RECORDED INFORMATION:
───

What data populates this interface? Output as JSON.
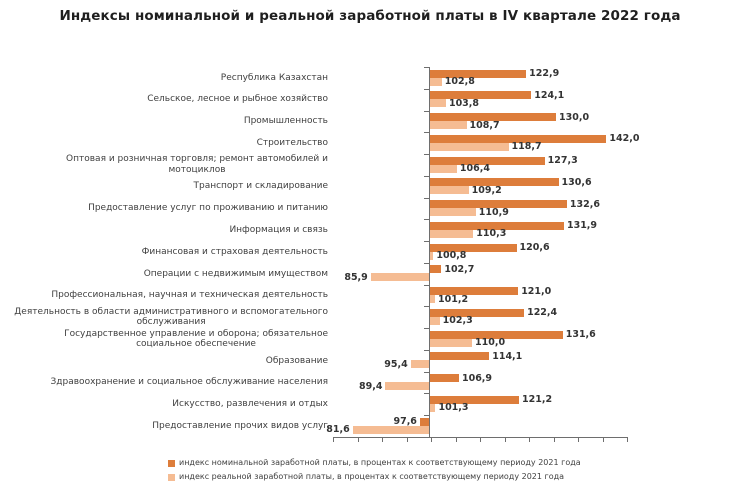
{
  "title": "Индексы номинальной и реальной заработной платы в IV квартале 2022 года",
  "legend": [
    {
      "label": "индекс номинальной заработной платы, в процентах к соответствующему периоду 2021 года",
      "color": "#DD7D3B"
    },
    {
      "label": "индекс реальной заработной платы, в процентах к соответствующему периоду 2021 года",
      "color": "#F5BC93"
    }
  ],
  "chart_data": {
    "type": "bar",
    "orientation": "horizontal",
    "title": "Индексы номинальной и реальной заработной платы в IV квартале 2022 года",
    "xlabel": "",
    "ylabel": "",
    "baseline": 100,
    "axis": {
      "min": 77,
      "max": 147,
      "tick_step": 5,
      "tick_labels_visible": false
    },
    "value_format": "comma-decimal-1",
    "categories": [
      "Республика Казахстан",
      "Сельское, лесное и рыбное хозяйство",
      "Промышленность",
      "Строительство",
      "Оптовая и розничная торговля; ремонт автомобилей и\nмотоциклов",
      "Транспорт и складирование",
      "Предоставление услуг по проживанию и питанию",
      "Информация и связь",
      "Финансовая и страховая деятельность",
      "Операции с недвижимым имуществом",
      "Профессиональная, научная и техническая деятельность",
      "Деятельность в области административного и вспомогательного\nобслуживания",
      "Государственное управление и оборона; обязательное\nсоциальное обеспечение",
      "Образование",
      "Здравоохранение и социальное обслуживание населения",
      "Искусство, развлечения и отдых",
      "Предоставление прочих видов услуг"
    ],
    "series": [
      {
        "name": "индекс номинальной заработной платы",
        "color": "#DD7D3B",
        "values": [
          122.9,
          124.1,
          130.0,
          142.0,
          127.3,
          130.6,
          132.6,
          131.9,
          120.6,
          102.7,
          121.0,
          122.4,
          131.6,
          114.1,
          106.9,
          121.2,
          97.6
        ]
      },
      {
        "name": "индекс реальной заработной платы",
        "color": "#F5BC93",
        "values": [
          102.8,
          103.8,
          108.7,
          118.7,
          106.4,
          109.2,
          110.9,
          110.3,
          100.8,
          85.9,
          101.2,
          102.3,
          110.0,
          95.4,
          89.4,
          101.3,
          81.6
        ]
      }
    ]
  }
}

───

GIVEN REQUEST:
Copy every entry word for word, but omit the pictures.

TASK RESPONSE:
What data populates this interface? Output as JSON.
{
  "title": "Индексы номинальной и реальной заработной платы в IV квартале 2022 года",
  "legend": [
    {
      "label": "индекс номинальной заработной платы, в процентах к соответствующему периоду 2021 года",
      "color": "#DD7D3B"
    },
    {
      "label": "индекс реальной заработной платы, в процентах к соответствующему периоду 2021 года",
      "color": "#F5BC93"
    }
  ],
  "chart_data": {
    "type": "bar",
    "orientation": "horizontal",
    "title": "Индексы номинальной и реальной заработной платы в IV квартале 2022 года",
    "xlabel": "",
    "ylabel": "",
    "baseline": 100,
    "axis": {
      "min": 77,
      "max": 147,
      "tick_step": 5,
      "tick_labels_visible": false
    },
    "value_format": "comma-decimal-1",
    "categories": [
      "Республика Казахстан",
      "Сельское, лесное и рыбное хозяйство",
      "Промышленность",
      "Строительство",
      "Оптовая и розничная торговля; ремонт автомобилей и\nмотоциклов",
      "Транспорт и складирование",
      "Предоставление услуг по проживанию и питанию",
      "Информация и связь",
      "Финансовая и страховая деятельность",
      "Операции с недвижимым имуществом",
      "Профессиональная, научная и техническая деятельность",
      "Деятельность в области административного и вспомогательного\nобслуживания",
      "Государственное управление и оборона; обязательное\nсоциальное обеспечение",
      "Образование",
      "Здравоохранение и социальное обслуживание населения",
      "Искусство, развлечения и отдых",
      "Предоставление прочих видов услуг"
    ],
    "series": [
      {
        "name": "индекс номинальной заработной платы",
        "color": "#DD7D3B",
        "values": [
          122.9,
          124.1,
          130.0,
          142.0,
          127.3,
          130.6,
          132.6,
          131.9,
          120.6,
          102.7,
          121.0,
          122.4,
          131.6,
          114.1,
          106.9,
          121.2,
          97.6
        ]
      },
      {
        "name": "индекс реальной заработной платы",
        "color": "#F5BC93",
        "values": [
          102.8,
          103.8,
          108.7,
          118.7,
          106.4,
          109.2,
          110.9,
          110.3,
          100.8,
          85.9,
          101.2,
          102.3,
          110.0,
          95.4,
          89.4,
          101.3,
          81.6
        ]
      }
    ]
  }
}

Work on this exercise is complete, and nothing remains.